◆ **Data excerpts**
· · · · ·

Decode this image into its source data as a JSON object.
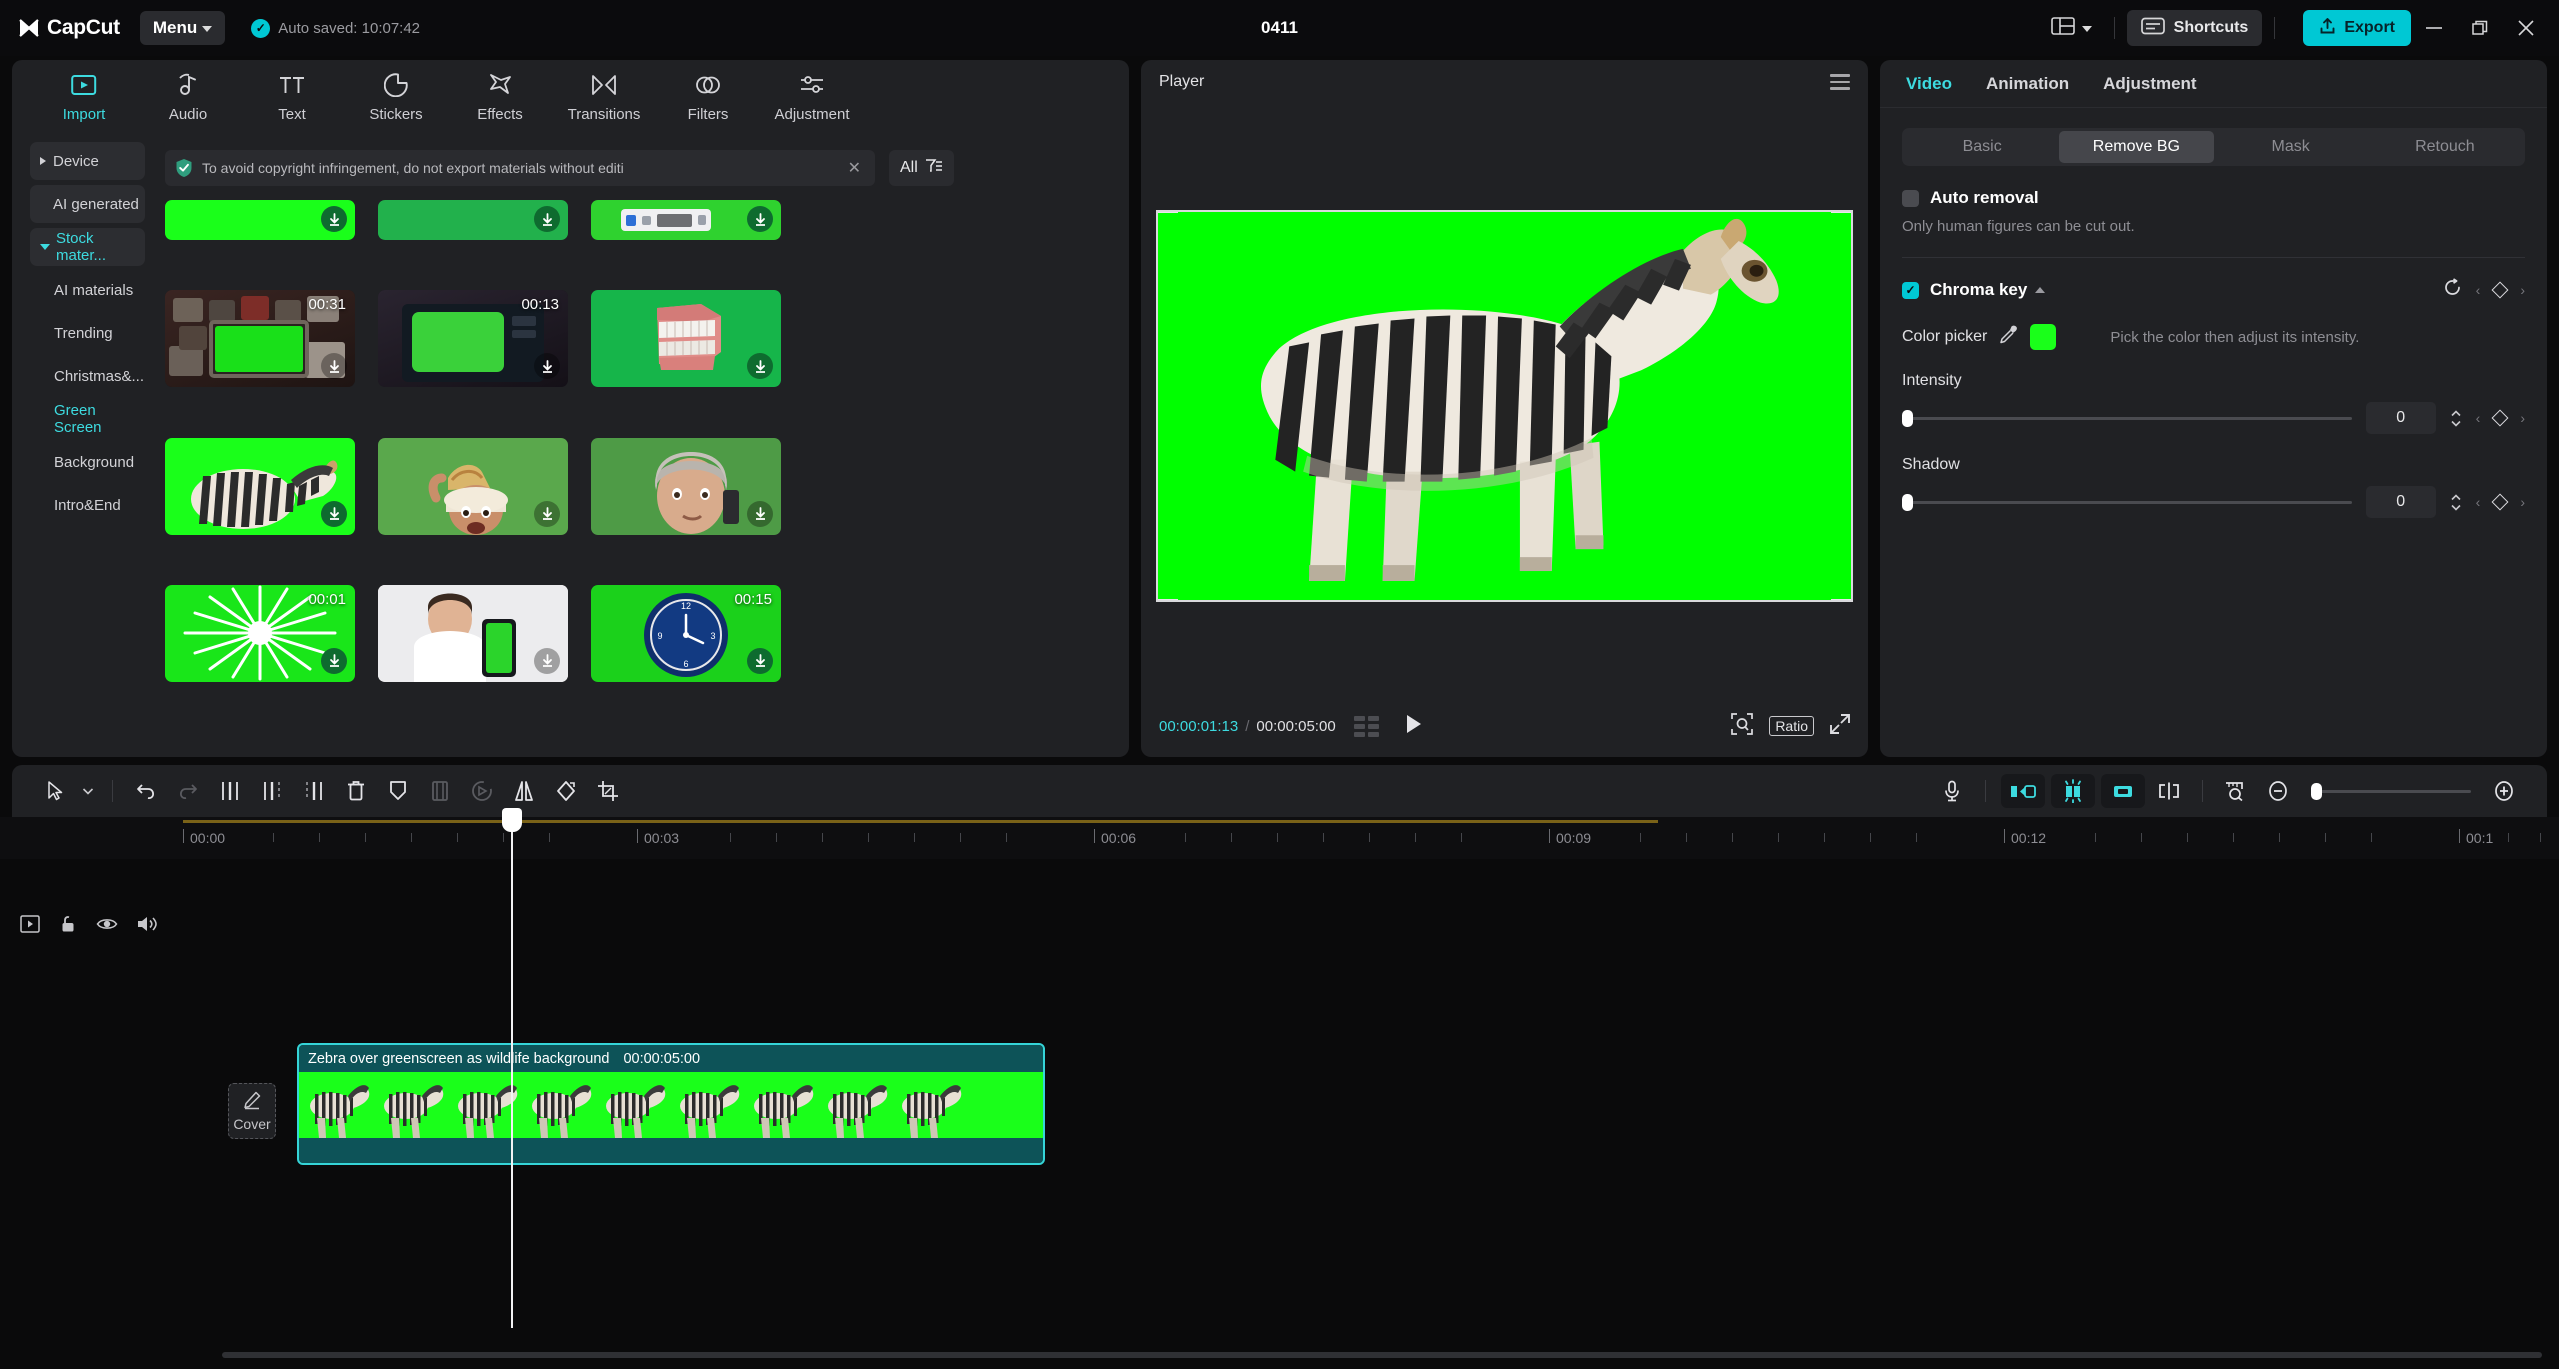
{
  "titlebar": {
    "app_name": "CapCut",
    "menu_label": "Menu",
    "autosave_text": "Auto saved: 10:07:42",
    "project_title": "0411",
    "shortcuts_label": "Shortcuts",
    "export_label": "Export",
    "icons": {
      "layout": "layout-grid-icon",
      "chevron": "chevron-down-icon",
      "minimize": "minimize-icon",
      "restore": "restore-icon",
      "close": "close-icon"
    }
  },
  "left_panel": {
    "nav_tabs": [
      {
        "label": "Import",
        "icon": "import-play-icon",
        "active": true
      },
      {
        "label": "Audio",
        "icon": "audio-note-icon",
        "active": false
      },
      {
        "label": "Text",
        "icon": "text-tt-icon",
        "active": false
      },
      {
        "label": "Stickers",
        "icon": "sticker-icon",
        "active": false
      },
      {
        "label": "Effects",
        "icon": "effects-star-icon",
        "active": false
      },
      {
        "label": "Transitions",
        "icon": "transitions-icon",
        "active": false
      },
      {
        "label": "Filters",
        "icon": "filters-icon",
        "active": false
      },
      {
        "label": "Adjustment",
        "icon": "adjustment-sliders-icon",
        "active": false
      }
    ],
    "sidebar": [
      {
        "label": "Device",
        "type": "boxed",
        "arrow": "right",
        "active": false
      },
      {
        "label": "AI generated",
        "type": "boxed",
        "arrow": "none",
        "active": false
      },
      {
        "label": "Stock mater...",
        "type": "boxed",
        "arrow": "down",
        "active": true
      },
      {
        "label": "AI materials",
        "type": "sub",
        "arrow": "none",
        "active": false
      },
      {
        "label": "Trending",
        "type": "sub",
        "arrow": "none",
        "active": false
      },
      {
        "label": "Christmas&...",
        "type": "sub",
        "arrow": "none",
        "active": false
      },
      {
        "label": "Green Screen",
        "type": "sub",
        "arrow": "none",
        "active": true
      },
      {
        "label": "Background",
        "type": "sub",
        "arrow": "none",
        "active": false
      },
      {
        "label": "Intro&End",
        "type": "sub",
        "arrow": "none",
        "active": false
      }
    ],
    "notice": {
      "text": "To avoid copyright infringement, do not export materials without editi",
      "close_icon": "close-icon",
      "shield_icon": "shield-check-icon"
    },
    "filter": {
      "label": "All",
      "icon": "filter-list-icon"
    },
    "media_items": [
      {
        "name": "green-screen-bar-1",
        "duration": "",
        "variant": "gs"
      },
      {
        "name": "green-screen-bar-2",
        "duration": "",
        "variant": "gs2"
      },
      {
        "name": "green-screen-subscribe",
        "duration": "",
        "variant": "gs3"
      },
      {
        "name": "retro-tv-wall",
        "duration": "00:31",
        "variant": "tv-wall"
      },
      {
        "name": "retro-tv-single",
        "duration": "00:13",
        "variant": "tv-single"
      },
      {
        "name": "chattering-teeth",
        "duration": "",
        "variant": "teeth"
      },
      {
        "name": "zebra-greenscreen",
        "duration": "",
        "variant": "zebra"
      },
      {
        "name": "woman-pizza",
        "duration": "",
        "variant": "pizza"
      },
      {
        "name": "woman-phone",
        "duration": "",
        "variant": "phone"
      },
      {
        "name": "white-burst",
        "duration": "00:01",
        "variant": "burst"
      },
      {
        "name": "doctor-phone",
        "duration": "",
        "variant": "doctor"
      },
      {
        "name": "clock-countdown",
        "duration": "00:15",
        "variant": "clock"
      }
    ]
  },
  "player": {
    "title": "Player",
    "menu_icon": "hamburger-icon",
    "current_time": "00:00:01:13",
    "total_time": "00:00:05:00",
    "separator": "/",
    "play_icon": "play-icon",
    "grid_icon": "grid-icon",
    "magnifier_icon": "magnifier-icon",
    "ratio_label": "Ratio",
    "fullscreen_icon": "fullscreen-icon"
  },
  "right_panel": {
    "tabs": [
      {
        "label": "Video",
        "active": true
      },
      {
        "label": "Animation",
        "active": false
      },
      {
        "label": "Adjustment",
        "active": false
      }
    ],
    "segments": [
      {
        "label": "Basic",
        "active": false
      },
      {
        "label": "Remove BG",
        "active": true
      },
      {
        "label": "Mask",
        "active": false
      },
      {
        "label": "Retouch",
        "active": false
      }
    ],
    "auto_removal": {
      "label": "Auto removal",
      "checked": false,
      "hint": "Only human figures can be cut out."
    },
    "chroma_key": {
      "label": "Chroma key",
      "checked": true,
      "reset_icon": "reset-icon",
      "keyframe_icon": "diamond-keyframe-icon",
      "collapse_icon": "chevron-up-icon"
    },
    "color_picker": {
      "label": "Color picker",
      "eyedropper_icon": "eyedropper-icon",
      "swatch_color": "#1aff1a",
      "hint": "Pick the color then adjust its intensity."
    },
    "sliders": [
      {
        "label": "Intensity",
        "value": "0",
        "percent": 0
      },
      {
        "label": "Shadow",
        "value": "0",
        "percent": 0
      }
    ]
  },
  "timeline": {
    "toolbar_left": [
      {
        "icon": "select-arrow-icon",
        "state": "normal"
      },
      {
        "icon": "chevron-down-icon",
        "state": "normal"
      },
      {
        "icon": "undo-icon",
        "state": "normal"
      },
      {
        "icon": "redo-icon",
        "state": "disabled"
      },
      {
        "icon": "split-icon",
        "state": "normal"
      },
      {
        "icon": "trim-left-icon",
        "state": "normal"
      },
      {
        "icon": "trim-right-icon",
        "state": "normal"
      },
      {
        "icon": "delete-icon",
        "state": "normal"
      },
      {
        "icon": "marker-icon",
        "state": "normal"
      },
      {
        "icon": "freeze-icon",
        "state": "disabled"
      },
      {
        "icon": "reverse-icon",
        "state": "disabled"
      },
      {
        "icon": "mirror-icon",
        "state": "normal"
      },
      {
        "icon": "rotate-icon",
        "state": "normal"
      },
      {
        "icon": "crop-icon",
        "state": "normal"
      }
    ],
    "toolbar_right": [
      {
        "icon": "microphone-icon",
        "state": "normal"
      },
      {
        "icon": "auto-fill-left-icon",
        "state": "cyan"
      },
      {
        "icon": "auto-sync-icon",
        "state": "cyan"
      },
      {
        "icon": "auto-fill-right-icon",
        "state": "cyan"
      },
      {
        "icon": "snap-icon",
        "state": "normal"
      },
      {
        "icon": "zoom-fit-icon",
        "state": "normal"
      },
      {
        "icon": "zoom-out-icon",
        "state": "normal"
      },
      {
        "icon": "zoom-in-icon",
        "state": "normal"
      }
    ],
    "ruler_labels": [
      "00:00",
      "00:03",
      "00:06",
      "00:09",
      "00:12",
      "00:1"
    ],
    "rail_icons": [
      "track-icon",
      "lock-icon",
      "eye-icon",
      "speaker-icon"
    ],
    "cover_label": "Cover",
    "cover_icon": "pencil-icon",
    "clip": {
      "title": "Zebra over greenscreen as wildlife background",
      "duration": "00:00:05:00"
    }
  }
}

· · · · ·

Leave out the pictures and output the rest of the material exactly as written.

◆ **Answer to the task**
Decode this image into its source data as a JSON object.
{
  "titlebar": {
    "app_name": "CapCut",
    "menu_label": "Menu",
    "autosave_text": "Auto saved: 10:07:42",
    "project_title": "0411",
    "shortcuts_label": "Shortcuts",
    "export_label": "Export",
    "icons": {
      "layout": "layout-grid-icon",
      "chevron": "chevron-down-icon",
      "minimize": "minimize-icon",
      "restore": "restore-icon",
      "close": "close-icon"
    }
  },
  "left_panel": {
    "nav_tabs": [
      {
        "label": "Import",
        "icon": "import-play-icon",
        "active": true
      },
      {
        "label": "Audio",
        "icon": "audio-note-icon",
        "active": false
      },
      {
        "label": "Text",
        "icon": "text-tt-icon",
        "active": false
      },
      {
        "label": "Stickers",
        "icon": "sticker-icon",
        "active": false
      },
      {
        "label": "Effects",
        "icon": "effects-star-icon",
        "active": false
      },
      {
        "label": "Transitions",
        "icon": "transitions-icon",
        "active": false
      },
      {
        "label": "Filters",
        "icon": "filters-icon",
        "active": false
      },
      {
        "label": "Adjustment",
        "icon": "adjustment-sliders-icon",
        "active": false
      }
    ],
    "sidebar": [
      {
        "label": "Device",
        "type": "boxed",
        "arrow": "right",
        "active": false
      },
      {
        "label": "AI generated",
        "type": "boxed",
        "arrow": "none",
        "active": false
      },
      {
        "label": "Stock mater...",
        "type": "boxed",
        "arrow": "down",
        "active": true
      },
      {
        "label": "AI materials",
        "type": "sub",
        "arrow": "none",
        "active": false
      },
      {
        "label": "Trending",
        "type": "sub",
        "arrow": "none",
        "active": false
      },
      {
        "label": "Christmas&...",
        "type": "sub",
        "arrow": "none",
        "active": false
      },
      {
        "label": "Green Screen",
        "type": "sub",
        "arrow": "none",
        "active": true
      },
      {
        "label": "Background",
        "type": "sub",
        "arrow": "none",
        "active": false
      },
      {
        "label": "Intro&End",
        "type": "sub",
        "arrow": "none",
        "active": false
      }
    ],
    "notice": {
      "text": "To avoid copyright infringement, do not export materials without editi",
      "close_icon": "close-icon",
      "shield_icon": "shield-check-icon"
    },
    "filter": {
      "label": "All",
      "icon": "filter-list-icon"
    },
    "media_items": [
      {
        "name": "green-screen-bar-1",
        "duration": "",
        "variant": "gs"
      },
      {
        "name": "green-screen-bar-2",
        "duration": "",
        "variant": "gs2"
      },
      {
        "name": "green-screen-subscribe",
        "duration": "",
        "variant": "gs3"
      },
      {
        "name": "retro-tv-wall",
        "duration": "00:31",
        "variant": "tv-wall"
      },
      {
        "name": "retro-tv-single",
        "duration": "00:13",
        "variant": "tv-single"
      },
      {
        "name": "chattering-teeth",
        "duration": "",
        "variant": "teeth"
      },
      {
        "name": "zebra-greenscreen",
        "duration": "",
        "variant": "zebra"
      },
      {
        "name": "woman-pizza",
        "duration": "",
        "variant": "pizza"
      },
      {
        "name": "woman-phone",
        "duration": "",
        "variant": "phone"
      },
      {
        "name": "white-burst",
        "duration": "00:01",
        "variant": "burst"
      },
      {
        "name": "doctor-phone",
        "duration": "",
        "variant": "doctor"
      },
      {
        "name": "clock-countdown",
        "duration": "00:15",
        "variant": "clock"
      }
    ]
  },
  "player": {
    "title": "Player",
    "menu_icon": "hamburger-icon",
    "current_time": "00:00:01:13",
    "total_time": "00:00:05:00",
    "separator": "/",
    "play_icon": "play-icon",
    "grid_icon": "grid-icon",
    "magnifier_icon": "magnifier-icon",
    "ratio_label": "Ratio",
    "fullscreen_icon": "fullscreen-icon"
  },
  "right_panel": {
    "tabs": [
      {
        "label": "Video",
        "active": true
      },
      {
        "label": "Animation",
        "active": false
      },
      {
        "label": "Adjustment",
        "active": false
      }
    ],
    "segments": [
      {
        "label": "Basic",
        "active": false
      },
      {
        "label": "Remove BG",
        "active": true
      },
      {
        "label": "Mask",
        "active": false
      },
      {
        "label": "Retouch",
        "active": false
      }
    ],
    "auto_removal": {
      "label": "Auto removal",
      "checked": false,
      "hint": "Only human figures can be cut out."
    },
    "chroma_key": {
      "label": "Chroma key",
      "checked": true,
      "reset_icon": "reset-icon",
      "keyframe_icon": "diamond-keyframe-icon",
      "collapse_icon": "chevron-up-icon"
    },
    "color_picker": {
      "label": "Color picker",
      "eyedropper_icon": "eyedropper-icon",
      "swatch_color": "#1aff1a",
      "hint": "Pick the color then adjust its intensity."
    },
    "sliders": [
      {
        "label": "Intensity",
        "value": "0",
        "percent": 0
      },
      {
        "label": "Shadow",
        "value": "0",
        "percent": 0
      }
    ]
  },
  "timeline": {
    "toolbar_left": [
      {
        "icon": "select-arrow-icon",
        "state": "normal"
      },
      {
        "icon": "chevron-down-icon",
        "state": "normal"
      },
      {
        "icon": "undo-icon",
        "state": "normal"
      },
      {
        "icon": "redo-icon",
        "state": "disabled"
      },
      {
        "icon": "split-icon",
        "state": "normal"
      },
      {
        "icon": "trim-left-icon",
        "state": "normal"
      },
      {
        "icon": "trim-right-icon",
        "state": "normal"
      },
      {
        "icon": "delete-icon",
        "state": "normal"
      },
      {
        "icon": "marker-icon",
        "state": "normal"
      },
      {
        "icon": "freeze-icon",
        "state": "disabled"
      },
      {
        "icon": "reverse-icon",
        "state": "disabled"
      },
      {
        "icon": "mirror-icon",
        "state": "normal"
      },
      {
        "icon": "rotate-icon",
        "state": "normal"
      },
      {
        "icon": "crop-icon",
        "state": "normal"
      }
    ],
    "toolbar_right": [
      {
        "icon": "microphone-icon",
        "state": "normal"
      },
      {
        "icon": "auto-fill-left-icon",
        "state": "cyan"
      },
      {
        "icon": "auto-sync-icon",
        "state": "cyan"
      },
      {
        "icon": "auto-fill-right-icon",
        "state": "cyan"
      },
      {
        "icon": "snap-icon",
        "state": "normal"
      },
      {
        "icon": "zoom-fit-icon",
        "state": "normal"
      },
      {
        "icon": "zoom-out-icon",
        "state": "normal"
      },
      {
        "icon": "zoom-in-icon",
        "state": "normal"
      }
    ],
    "ruler_labels": [
      "00:00",
      "00:03",
      "00:06",
      "00:09",
      "00:12",
      "00:1"
    ],
    "rail_icons": [
      "track-icon",
      "lock-icon",
      "eye-icon",
      "speaker-icon"
    ],
    "cover_label": "Cover",
    "cover_icon": "pencil-icon",
    "clip": {
      "title": "Zebra over greenscreen as wildlife background",
      "duration": "00:00:05:00"
    }
  }
}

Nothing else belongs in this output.